===== EXTRACTED INFORMATION =====

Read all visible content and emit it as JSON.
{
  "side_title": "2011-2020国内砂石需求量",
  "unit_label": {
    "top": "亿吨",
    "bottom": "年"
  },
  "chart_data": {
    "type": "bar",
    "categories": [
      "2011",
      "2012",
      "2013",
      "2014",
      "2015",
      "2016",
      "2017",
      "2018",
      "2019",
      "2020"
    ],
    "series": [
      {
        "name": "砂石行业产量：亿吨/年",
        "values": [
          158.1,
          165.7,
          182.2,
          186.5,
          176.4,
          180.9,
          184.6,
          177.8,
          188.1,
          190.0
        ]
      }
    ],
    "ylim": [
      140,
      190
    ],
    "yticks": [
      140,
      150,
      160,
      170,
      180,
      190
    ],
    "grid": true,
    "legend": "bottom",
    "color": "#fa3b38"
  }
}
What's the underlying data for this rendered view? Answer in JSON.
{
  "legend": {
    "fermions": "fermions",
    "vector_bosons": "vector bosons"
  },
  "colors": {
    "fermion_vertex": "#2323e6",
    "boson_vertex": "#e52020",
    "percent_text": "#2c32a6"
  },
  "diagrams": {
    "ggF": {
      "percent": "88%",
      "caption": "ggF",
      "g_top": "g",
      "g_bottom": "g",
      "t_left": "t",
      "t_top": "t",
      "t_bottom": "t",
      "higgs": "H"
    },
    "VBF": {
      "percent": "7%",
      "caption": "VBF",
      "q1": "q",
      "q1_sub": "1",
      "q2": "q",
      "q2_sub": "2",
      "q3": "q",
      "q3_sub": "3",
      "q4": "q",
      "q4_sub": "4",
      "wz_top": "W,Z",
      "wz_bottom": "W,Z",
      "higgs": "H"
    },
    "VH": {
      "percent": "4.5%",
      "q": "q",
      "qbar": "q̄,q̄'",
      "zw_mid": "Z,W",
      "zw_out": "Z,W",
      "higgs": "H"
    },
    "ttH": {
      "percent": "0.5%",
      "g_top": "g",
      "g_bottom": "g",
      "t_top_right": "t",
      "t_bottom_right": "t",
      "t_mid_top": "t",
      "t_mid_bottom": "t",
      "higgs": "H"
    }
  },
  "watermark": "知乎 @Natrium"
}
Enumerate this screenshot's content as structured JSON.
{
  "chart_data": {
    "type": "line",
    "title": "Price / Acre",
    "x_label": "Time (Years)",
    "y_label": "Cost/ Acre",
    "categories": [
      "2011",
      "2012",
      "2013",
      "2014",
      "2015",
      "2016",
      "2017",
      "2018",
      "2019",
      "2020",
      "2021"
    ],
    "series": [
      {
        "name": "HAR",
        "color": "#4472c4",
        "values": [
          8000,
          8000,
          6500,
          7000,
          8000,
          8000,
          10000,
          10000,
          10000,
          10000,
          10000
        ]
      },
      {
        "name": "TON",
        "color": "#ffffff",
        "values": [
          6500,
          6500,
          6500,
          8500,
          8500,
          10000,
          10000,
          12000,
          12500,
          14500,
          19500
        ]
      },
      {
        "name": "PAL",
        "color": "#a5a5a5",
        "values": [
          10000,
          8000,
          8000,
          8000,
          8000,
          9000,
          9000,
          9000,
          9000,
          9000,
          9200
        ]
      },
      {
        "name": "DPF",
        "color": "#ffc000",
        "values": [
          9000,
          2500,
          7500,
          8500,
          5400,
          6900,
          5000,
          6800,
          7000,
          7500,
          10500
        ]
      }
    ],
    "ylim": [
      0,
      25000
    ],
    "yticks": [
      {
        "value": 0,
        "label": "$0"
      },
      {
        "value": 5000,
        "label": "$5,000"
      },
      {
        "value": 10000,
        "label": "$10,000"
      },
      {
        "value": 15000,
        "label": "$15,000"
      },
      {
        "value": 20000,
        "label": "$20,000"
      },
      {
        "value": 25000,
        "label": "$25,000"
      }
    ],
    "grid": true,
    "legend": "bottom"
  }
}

=====
===== EXTRACTED INFORMATION =====

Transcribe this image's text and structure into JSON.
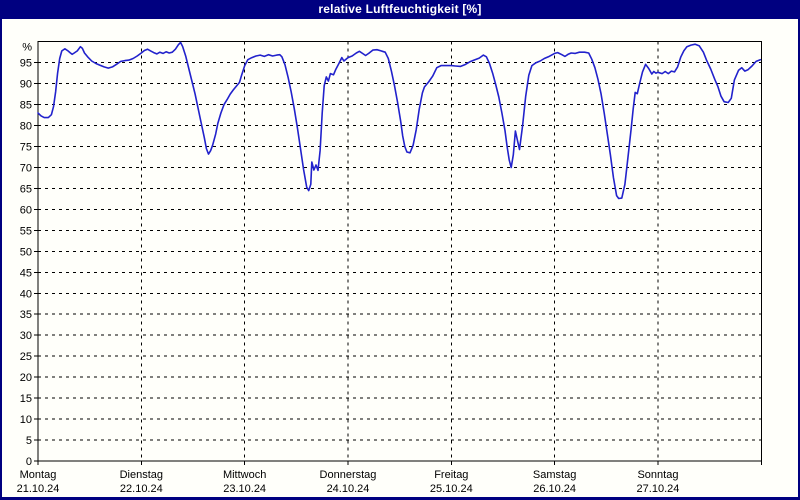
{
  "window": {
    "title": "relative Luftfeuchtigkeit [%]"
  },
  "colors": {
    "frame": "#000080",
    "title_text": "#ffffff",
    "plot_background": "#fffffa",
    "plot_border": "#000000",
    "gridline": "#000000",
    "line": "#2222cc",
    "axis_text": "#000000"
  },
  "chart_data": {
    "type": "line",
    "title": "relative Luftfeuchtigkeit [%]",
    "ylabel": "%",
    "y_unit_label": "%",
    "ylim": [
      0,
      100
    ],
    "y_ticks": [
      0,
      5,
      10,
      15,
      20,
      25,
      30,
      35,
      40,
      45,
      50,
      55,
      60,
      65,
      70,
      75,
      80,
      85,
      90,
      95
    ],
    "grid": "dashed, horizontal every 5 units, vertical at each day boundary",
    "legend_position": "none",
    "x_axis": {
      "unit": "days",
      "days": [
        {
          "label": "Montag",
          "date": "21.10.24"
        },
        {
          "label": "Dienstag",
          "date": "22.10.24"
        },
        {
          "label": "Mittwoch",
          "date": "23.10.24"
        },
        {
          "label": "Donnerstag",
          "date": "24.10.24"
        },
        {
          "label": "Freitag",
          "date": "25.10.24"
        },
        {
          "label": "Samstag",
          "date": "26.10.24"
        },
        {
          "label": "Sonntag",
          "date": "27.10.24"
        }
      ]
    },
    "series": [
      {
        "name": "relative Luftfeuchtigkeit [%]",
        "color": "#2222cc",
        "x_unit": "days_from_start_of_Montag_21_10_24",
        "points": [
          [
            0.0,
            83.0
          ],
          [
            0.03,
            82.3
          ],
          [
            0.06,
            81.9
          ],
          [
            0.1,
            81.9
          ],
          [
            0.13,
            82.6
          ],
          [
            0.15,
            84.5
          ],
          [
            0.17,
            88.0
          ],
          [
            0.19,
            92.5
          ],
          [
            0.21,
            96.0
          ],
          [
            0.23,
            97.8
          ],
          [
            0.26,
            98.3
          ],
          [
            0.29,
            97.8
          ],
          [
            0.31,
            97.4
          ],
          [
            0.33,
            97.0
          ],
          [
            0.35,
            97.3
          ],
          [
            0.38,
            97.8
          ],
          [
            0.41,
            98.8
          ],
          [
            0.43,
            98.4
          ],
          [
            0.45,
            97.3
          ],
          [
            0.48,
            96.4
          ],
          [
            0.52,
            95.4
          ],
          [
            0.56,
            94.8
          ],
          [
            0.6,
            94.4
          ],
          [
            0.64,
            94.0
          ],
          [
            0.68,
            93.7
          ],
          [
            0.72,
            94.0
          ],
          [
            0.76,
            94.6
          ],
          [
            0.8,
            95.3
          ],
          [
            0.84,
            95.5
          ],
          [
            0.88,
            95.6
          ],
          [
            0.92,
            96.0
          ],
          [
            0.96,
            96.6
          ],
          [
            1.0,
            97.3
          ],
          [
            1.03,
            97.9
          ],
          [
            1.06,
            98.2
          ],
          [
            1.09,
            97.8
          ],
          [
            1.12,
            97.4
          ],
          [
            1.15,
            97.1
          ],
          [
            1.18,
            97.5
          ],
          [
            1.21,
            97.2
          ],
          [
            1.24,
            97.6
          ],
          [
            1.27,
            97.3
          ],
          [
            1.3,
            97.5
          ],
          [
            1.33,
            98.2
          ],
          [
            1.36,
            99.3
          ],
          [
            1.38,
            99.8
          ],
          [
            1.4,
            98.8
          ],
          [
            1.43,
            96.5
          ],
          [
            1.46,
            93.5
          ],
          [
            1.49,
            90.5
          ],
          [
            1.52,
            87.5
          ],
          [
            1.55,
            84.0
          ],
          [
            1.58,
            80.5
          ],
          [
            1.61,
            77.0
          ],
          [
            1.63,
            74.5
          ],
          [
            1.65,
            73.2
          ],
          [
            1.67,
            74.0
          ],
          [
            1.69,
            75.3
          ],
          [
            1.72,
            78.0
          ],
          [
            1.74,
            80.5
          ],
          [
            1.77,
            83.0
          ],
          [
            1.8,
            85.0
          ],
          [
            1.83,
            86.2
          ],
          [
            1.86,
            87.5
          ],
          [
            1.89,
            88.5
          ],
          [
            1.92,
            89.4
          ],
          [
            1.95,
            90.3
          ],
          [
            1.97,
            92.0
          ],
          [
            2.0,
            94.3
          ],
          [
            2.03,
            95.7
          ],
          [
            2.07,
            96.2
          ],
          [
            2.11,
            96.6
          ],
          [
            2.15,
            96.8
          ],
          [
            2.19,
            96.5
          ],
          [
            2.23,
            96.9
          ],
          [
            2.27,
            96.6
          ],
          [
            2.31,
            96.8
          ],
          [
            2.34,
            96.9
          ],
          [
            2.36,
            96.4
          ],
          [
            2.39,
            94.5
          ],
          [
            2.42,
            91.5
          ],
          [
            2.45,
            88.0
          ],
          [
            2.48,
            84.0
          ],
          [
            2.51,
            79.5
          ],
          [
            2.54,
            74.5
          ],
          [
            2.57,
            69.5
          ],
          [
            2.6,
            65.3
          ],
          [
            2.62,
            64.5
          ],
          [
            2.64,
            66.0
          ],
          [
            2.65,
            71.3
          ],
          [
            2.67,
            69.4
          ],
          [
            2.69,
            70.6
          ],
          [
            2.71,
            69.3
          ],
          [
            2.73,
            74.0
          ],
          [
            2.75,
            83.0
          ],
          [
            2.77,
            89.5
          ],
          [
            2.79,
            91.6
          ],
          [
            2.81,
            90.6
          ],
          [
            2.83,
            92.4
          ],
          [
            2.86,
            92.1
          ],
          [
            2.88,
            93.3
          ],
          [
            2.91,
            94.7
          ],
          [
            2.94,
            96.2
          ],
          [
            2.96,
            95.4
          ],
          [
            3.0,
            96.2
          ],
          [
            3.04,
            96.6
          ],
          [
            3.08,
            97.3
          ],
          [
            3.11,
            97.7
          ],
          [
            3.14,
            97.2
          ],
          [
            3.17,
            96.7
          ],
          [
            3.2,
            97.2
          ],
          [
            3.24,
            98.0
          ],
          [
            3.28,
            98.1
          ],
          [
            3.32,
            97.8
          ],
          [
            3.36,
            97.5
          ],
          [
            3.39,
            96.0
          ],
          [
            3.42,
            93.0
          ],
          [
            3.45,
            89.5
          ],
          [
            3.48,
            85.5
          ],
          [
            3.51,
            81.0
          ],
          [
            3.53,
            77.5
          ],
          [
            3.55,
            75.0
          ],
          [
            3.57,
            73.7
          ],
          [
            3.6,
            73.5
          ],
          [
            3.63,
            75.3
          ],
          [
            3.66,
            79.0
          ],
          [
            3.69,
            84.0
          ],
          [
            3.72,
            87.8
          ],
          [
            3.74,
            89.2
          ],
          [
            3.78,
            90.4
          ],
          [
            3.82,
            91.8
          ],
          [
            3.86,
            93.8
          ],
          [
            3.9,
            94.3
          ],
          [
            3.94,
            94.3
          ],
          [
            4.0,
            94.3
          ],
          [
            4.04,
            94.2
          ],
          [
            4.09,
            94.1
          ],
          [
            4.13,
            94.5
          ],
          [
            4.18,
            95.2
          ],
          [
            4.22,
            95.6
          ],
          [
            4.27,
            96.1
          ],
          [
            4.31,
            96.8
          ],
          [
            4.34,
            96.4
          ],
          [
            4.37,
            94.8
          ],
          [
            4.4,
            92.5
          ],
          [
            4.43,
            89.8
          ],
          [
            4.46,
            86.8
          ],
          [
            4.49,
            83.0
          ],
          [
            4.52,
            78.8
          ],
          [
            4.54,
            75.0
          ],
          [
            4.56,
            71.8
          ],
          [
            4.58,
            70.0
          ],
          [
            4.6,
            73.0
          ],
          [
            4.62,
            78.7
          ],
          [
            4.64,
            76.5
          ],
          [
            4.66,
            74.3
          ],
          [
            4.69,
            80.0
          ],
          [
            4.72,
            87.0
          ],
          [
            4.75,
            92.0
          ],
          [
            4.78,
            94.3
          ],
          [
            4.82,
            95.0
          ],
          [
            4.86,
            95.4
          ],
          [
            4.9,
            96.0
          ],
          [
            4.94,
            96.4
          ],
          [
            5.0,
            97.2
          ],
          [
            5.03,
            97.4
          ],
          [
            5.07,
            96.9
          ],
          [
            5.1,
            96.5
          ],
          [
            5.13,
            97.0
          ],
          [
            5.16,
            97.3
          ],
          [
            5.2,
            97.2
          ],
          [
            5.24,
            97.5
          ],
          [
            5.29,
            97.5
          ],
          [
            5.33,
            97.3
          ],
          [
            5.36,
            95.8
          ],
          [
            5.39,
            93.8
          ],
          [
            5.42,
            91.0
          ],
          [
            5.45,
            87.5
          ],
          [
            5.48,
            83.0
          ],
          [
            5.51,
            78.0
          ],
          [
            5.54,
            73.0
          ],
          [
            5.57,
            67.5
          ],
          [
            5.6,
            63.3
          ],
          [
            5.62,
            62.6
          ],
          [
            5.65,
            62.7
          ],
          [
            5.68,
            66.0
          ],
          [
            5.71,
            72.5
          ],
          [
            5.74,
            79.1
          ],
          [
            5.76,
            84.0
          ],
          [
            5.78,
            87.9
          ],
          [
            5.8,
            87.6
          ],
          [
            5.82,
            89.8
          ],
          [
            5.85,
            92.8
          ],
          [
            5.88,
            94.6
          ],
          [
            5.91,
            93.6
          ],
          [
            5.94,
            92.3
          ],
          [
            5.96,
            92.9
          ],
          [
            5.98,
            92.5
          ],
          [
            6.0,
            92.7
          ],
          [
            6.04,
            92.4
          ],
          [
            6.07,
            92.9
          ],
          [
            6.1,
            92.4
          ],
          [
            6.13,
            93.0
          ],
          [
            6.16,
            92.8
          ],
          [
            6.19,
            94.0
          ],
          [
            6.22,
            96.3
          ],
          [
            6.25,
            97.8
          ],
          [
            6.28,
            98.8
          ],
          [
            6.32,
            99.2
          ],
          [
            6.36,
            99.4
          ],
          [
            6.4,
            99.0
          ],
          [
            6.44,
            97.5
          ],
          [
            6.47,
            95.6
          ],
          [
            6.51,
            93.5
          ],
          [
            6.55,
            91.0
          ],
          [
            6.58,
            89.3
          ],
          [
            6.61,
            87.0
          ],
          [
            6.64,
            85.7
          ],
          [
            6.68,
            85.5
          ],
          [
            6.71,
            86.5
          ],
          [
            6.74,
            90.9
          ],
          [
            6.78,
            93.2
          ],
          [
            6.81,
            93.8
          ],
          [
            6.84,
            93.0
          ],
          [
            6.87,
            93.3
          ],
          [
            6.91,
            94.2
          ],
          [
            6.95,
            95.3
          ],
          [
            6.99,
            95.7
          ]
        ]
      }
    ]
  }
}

=====

- [TASK GOAL]
Gather all lines from the listing above in which "date" occurs.

- [OUTPUT OF THE EXERCISE]
          "date": "21.10.24"
          "date": "22.10.24"
          "date": "23.10.24"
          "date": "24.10.24"
          "date": "25.10.24"
          "date": "26.10.24"
          "date": "27.10.24"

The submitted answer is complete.